→ **PROBLEM REQUIREMENTS**
Please write out all of the data below again, swapping "model-square-marker" for "model-marker" everywhere it occurs and leaving everything else unchanged.

————

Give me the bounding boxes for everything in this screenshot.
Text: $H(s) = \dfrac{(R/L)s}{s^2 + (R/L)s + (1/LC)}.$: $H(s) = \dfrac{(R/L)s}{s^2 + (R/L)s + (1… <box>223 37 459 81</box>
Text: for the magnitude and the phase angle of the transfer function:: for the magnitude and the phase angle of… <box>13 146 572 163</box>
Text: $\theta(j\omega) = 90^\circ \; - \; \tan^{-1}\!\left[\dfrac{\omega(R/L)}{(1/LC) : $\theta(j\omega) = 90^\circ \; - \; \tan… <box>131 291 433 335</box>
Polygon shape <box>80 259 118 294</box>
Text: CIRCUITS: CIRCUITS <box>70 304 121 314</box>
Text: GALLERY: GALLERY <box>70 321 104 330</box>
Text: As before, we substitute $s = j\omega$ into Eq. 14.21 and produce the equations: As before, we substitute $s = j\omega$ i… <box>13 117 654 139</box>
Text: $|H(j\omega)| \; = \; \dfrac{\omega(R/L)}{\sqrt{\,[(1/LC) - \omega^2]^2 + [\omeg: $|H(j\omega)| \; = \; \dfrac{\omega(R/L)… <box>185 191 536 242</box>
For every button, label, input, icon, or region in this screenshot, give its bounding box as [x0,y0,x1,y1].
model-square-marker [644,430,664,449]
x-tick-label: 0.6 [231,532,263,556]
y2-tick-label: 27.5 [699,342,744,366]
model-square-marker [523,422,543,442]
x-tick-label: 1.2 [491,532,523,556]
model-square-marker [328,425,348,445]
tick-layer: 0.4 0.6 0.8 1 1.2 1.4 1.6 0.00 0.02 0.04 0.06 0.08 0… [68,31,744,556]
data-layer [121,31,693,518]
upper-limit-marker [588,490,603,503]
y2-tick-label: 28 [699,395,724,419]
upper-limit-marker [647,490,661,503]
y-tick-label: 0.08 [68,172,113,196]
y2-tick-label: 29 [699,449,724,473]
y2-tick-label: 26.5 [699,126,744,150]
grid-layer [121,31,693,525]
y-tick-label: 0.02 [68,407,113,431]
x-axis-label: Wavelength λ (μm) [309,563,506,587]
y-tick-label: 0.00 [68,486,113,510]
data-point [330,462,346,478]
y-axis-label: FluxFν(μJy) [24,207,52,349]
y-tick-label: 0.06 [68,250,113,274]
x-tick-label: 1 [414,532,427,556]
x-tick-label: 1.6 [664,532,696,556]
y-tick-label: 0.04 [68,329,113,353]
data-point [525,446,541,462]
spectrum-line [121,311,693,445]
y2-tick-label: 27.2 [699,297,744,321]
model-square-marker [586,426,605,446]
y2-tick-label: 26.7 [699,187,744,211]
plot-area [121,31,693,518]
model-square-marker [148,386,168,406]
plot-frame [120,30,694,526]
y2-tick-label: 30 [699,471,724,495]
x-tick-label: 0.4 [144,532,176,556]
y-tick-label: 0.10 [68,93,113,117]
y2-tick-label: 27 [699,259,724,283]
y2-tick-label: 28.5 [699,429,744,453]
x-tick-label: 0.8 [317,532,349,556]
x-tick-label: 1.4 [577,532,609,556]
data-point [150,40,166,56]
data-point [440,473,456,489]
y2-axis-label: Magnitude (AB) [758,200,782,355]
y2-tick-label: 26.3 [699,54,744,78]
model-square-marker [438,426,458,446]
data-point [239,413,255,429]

————

→ **EXERCISE RESPONSE**
Give me the bounding boxes for everything in this screenshot.
Text: $H(s) = \dfrac{(R/L)s}{s^2 + (R/L)s + (1/LC)}.$: $H(s) = \dfrac{(R/L)s}{s^2 + (R/L)s + (1… <box>223 37 459 81</box>
Text: for the magnitude and the phase angle of the transfer function:: for the magnitude and the phase angle of… <box>13 146 572 163</box>
Text: $\theta(j\omega) = 90^\circ \; - \; \tan^{-1}\!\left[\dfrac{\omega(R/L)}{(1/LC) : $\theta(j\omega) = 90^\circ \; - \; \tan… <box>131 291 433 335</box>
Polygon shape <box>80 259 118 294</box>
Text: CIRCUITS: CIRCUITS <box>70 304 121 314</box>
Text: GALLERY: GALLERY <box>70 321 104 330</box>
Text: As before, we substitute $s = j\omega$ into Eq. 14.21 and produce the equations: As before, we substitute $s = j\omega$ i… <box>13 117 654 139</box>
Text: $|H(j\omega)| \; = \; \dfrac{\omega(R/L)}{\sqrt{\,[(1/LC) - \omega^2]^2 + [\omeg: $|H(j\omega)| \; = \; \dfrac{\omega(R/L)… <box>185 191 536 242</box>
For every button, label, input, icon, or region in this screenshot, give its bounding box as [x0,y0,x1,y1].
model-marker [644,430,664,449]
x-tick-label: 0.6 [231,532,263,556]
y2-tick-label: 27.5 [699,342,744,366]
model-marker [523,422,543,442]
x-tick-label: 1.2 [491,532,523,556]
model-marker [328,425,348,445]
tick-layer: 0.4 0.6 0.8 1 1.2 1.4 1.6 0.00 0.02 0.04 0.06 0.08 0… [68,31,744,556]
data-layer [121,31,693,518]
upper-limit-marker [588,490,603,503]
y2-tick-label: 28 [699,395,724,419]
upper-limit-marker [647,490,661,503]
y-tick-label: 0.08 [68,172,113,196]
y2-tick-label: 29 [699,449,724,473]
y2-tick-label: 26.5 [699,126,744,150]
grid-layer [121,31,693,525]
y-tick-label: 0.02 [68,407,113,431]
x-axis-label: Wavelength λ (μm) [309,563,506,587]
y-tick-label: 0.00 [68,486,113,510]
data-point [330,462,346,478]
y-axis-label: FluxFν(μJy) [24,207,52,349]
y-tick-label: 0.06 [68,250,113,274]
x-tick-label: 1 [414,532,427,556]
x-tick-label: 1.6 [664,532,696,556]
y-tick-label: 0.04 [68,329,113,353]
data-point [525,446,541,462]
spectrum-line [121,311,693,445]
y2-tick-label: 27.2 [699,297,744,321]
model-marker [586,426,605,446]
y2-tick-label: 26.7 [699,187,744,211]
plot-area [121,31,693,518]
model-marker [148,386,168,406]
plot-frame [120,30,694,526]
y2-tick-label: 30 [699,471,724,495]
x-tick-label: 0.4 [144,532,176,556]
y-tick-label: 0.10 [68,93,113,117]
y2-tick-label: 27 [699,259,724,283]
y2-tick-label: 28.5 [699,429,744,453]
x-tick-label: 0.8 [317,532,349,556]
x-tick-label: 1.4 [577,532,609,556]
data-point [150,40,166,56]
data-point [440,473,456,489]
y2-axis-label: Magnitude (AB) [758,200,782,355]
y2-tick-label: 26.3 [699,54,744,78]
model-marker [438,426,458,446]
data-point [239,413,255,429]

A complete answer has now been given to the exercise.